My father will be 72 in April. He lives at home in Illinois, and my sister lives with him, though not for any care needs - it just worked out like that. He travels regularly to visit his other children, and after a three month visit to Florida, he is now staying with me.
In 2018 he was diagnosed with vascular dementia. This process took about a year, and it involved several visits to a neurologist and several tests. Basically, what I have been told is that his MRI showed his brain has shrunk and that it appeared he has suffered several mini-strokes.
My sister in Illinois is the one who started the testing with the doctor, mostly because she noticed that he would get very upset at times when having a conversation. She also noticed that he would take longer to gather his thoughts when he was speaking. He is now on medication and is doing well.
Overall, if you didn't now my father's diagnosis, you may just chalk up some of his behaviors to aging. But, the question I have is what we should be doing as children to help our father as he ages. Is there a checklist out there that tells us what to do? We could really use something like that. :-)
As his condition progresses, when do we get an estate plan done? What is an estate plan? When do we get a power of attorney? I know that I can find out some of this stuff on the internet, but I need a resource on how to do this with/for my father. I'm just not sure where to start and what sites have the best information. Any help would be greatly appreciated.
I have a few questions for you though.

☆ ☆ ☆ ☆ ☆ ☆ ☆

• [ASSIGNED TASK A] Write out the stretch of the post about a father's dementia from "My sister in" through "is doing well.".
• [ASSIGNED TASK B]
Answer these questions using the post about a father's dementia:
(i) In what year was the father diagnosed with vascular dementia?
(ii) Where did the father spend three months before staying with the writer?
(iii) Who started the testing with the doctor?
• [ASSIGNED TASK C] Translate this sentence from the post about a father's dementia into Spanish: "He is now on medication and is doing well."
The items that follow are separate material and are not connected to the post.

[Records from a data collection]
☆ ☆ ☆ ☆ ☆ ☆ ☆

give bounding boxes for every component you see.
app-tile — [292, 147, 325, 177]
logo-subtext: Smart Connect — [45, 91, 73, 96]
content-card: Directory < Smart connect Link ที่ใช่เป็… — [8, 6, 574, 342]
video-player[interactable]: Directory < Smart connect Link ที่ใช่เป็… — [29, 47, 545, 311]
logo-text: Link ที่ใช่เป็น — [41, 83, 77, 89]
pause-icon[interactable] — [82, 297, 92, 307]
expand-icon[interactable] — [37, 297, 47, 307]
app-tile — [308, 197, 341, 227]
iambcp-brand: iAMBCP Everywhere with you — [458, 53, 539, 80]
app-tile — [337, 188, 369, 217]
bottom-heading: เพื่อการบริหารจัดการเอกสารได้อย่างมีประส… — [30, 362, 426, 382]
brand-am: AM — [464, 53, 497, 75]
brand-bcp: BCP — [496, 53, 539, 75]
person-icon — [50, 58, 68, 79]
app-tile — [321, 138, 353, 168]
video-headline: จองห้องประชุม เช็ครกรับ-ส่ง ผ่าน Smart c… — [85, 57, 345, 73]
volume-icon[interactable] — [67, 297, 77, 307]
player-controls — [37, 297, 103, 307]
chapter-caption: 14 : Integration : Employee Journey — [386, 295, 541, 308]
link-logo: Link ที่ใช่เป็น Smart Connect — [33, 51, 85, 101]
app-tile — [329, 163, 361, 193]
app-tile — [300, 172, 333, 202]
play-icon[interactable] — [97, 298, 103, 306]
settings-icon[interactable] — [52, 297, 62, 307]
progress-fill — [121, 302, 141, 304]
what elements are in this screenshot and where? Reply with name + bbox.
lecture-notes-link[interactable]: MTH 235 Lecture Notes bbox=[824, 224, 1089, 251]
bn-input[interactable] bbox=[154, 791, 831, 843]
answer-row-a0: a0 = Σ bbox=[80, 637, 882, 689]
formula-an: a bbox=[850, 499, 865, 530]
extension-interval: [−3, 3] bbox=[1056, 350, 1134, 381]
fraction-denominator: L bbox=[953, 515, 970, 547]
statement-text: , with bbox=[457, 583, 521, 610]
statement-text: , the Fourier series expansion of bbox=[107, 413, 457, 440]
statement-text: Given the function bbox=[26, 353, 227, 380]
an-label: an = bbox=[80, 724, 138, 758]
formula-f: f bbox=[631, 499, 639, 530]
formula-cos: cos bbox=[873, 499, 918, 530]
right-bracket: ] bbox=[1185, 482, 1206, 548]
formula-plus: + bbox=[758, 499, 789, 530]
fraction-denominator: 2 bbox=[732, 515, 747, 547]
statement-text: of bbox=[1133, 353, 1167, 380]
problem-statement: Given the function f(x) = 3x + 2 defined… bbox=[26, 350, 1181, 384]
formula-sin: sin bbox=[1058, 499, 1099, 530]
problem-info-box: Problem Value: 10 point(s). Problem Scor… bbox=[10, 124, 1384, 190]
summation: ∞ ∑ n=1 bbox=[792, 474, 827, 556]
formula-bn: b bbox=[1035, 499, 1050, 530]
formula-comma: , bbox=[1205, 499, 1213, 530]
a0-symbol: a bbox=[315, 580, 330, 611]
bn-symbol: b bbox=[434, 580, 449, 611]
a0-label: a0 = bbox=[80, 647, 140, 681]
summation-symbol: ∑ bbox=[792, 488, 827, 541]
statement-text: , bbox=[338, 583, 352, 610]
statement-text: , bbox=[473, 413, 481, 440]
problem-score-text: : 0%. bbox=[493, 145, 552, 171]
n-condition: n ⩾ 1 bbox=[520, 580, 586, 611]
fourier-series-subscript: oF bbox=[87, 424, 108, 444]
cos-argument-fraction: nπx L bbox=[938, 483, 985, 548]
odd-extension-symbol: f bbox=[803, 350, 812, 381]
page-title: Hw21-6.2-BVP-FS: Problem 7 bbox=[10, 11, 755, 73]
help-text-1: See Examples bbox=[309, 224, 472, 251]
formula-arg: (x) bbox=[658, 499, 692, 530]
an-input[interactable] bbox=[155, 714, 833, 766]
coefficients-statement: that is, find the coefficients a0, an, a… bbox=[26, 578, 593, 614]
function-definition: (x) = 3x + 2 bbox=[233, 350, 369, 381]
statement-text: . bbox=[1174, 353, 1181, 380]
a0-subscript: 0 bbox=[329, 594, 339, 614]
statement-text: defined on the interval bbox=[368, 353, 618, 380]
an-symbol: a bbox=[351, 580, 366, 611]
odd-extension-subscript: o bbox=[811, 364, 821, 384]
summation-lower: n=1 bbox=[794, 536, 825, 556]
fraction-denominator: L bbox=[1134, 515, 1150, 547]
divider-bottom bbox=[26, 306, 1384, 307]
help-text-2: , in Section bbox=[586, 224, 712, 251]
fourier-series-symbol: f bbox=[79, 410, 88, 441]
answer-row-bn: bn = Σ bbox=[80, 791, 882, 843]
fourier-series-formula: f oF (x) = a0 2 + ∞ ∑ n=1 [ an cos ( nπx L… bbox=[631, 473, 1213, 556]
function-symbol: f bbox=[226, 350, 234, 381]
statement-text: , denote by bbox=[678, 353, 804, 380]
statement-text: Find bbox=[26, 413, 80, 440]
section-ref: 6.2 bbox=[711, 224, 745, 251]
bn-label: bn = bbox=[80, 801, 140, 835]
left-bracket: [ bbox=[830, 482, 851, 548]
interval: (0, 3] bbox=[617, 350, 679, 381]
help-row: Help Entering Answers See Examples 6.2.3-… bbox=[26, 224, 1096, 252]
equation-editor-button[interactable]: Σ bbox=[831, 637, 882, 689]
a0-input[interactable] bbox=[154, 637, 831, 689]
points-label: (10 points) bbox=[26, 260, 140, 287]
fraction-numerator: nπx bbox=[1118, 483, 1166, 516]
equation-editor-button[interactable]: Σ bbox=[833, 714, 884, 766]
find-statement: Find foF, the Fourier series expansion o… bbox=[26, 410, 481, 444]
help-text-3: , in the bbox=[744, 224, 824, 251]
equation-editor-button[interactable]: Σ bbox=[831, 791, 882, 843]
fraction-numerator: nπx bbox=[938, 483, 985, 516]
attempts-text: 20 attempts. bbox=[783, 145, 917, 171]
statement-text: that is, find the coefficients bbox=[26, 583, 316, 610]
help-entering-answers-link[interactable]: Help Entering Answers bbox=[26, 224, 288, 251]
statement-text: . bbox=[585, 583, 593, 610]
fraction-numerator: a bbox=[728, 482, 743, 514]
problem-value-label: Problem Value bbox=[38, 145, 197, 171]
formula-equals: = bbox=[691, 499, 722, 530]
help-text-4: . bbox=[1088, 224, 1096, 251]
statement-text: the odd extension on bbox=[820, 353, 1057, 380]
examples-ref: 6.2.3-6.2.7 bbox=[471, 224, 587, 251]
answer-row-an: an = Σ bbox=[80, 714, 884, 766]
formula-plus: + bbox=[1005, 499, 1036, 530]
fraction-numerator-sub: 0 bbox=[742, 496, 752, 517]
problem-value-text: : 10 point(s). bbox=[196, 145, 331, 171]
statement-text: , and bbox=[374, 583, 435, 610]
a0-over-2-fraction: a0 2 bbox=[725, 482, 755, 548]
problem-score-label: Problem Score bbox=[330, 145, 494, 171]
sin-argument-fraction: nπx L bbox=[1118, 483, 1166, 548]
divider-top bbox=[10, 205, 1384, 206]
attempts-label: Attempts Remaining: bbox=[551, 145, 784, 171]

☆ ☆ ☆ ☆ ☆ ☆ ☆

• [EXERCISE SOLUTION A]
My sister in Illinois is the one who started the testing with the doctor, mostly because she noticed that he would get very upset at times when having a conversation. She also noticed that he would take longer to gather his thoughts when he was speaking. He is now on medication and is doing well.

• [EXERCISE SOLUTION B]
(i) 2018
(ii) Florida
(iii) The writer's sister in Illinois

• [EXERCISE SOLUTION C] Ahora está tomando medicación y le va bien.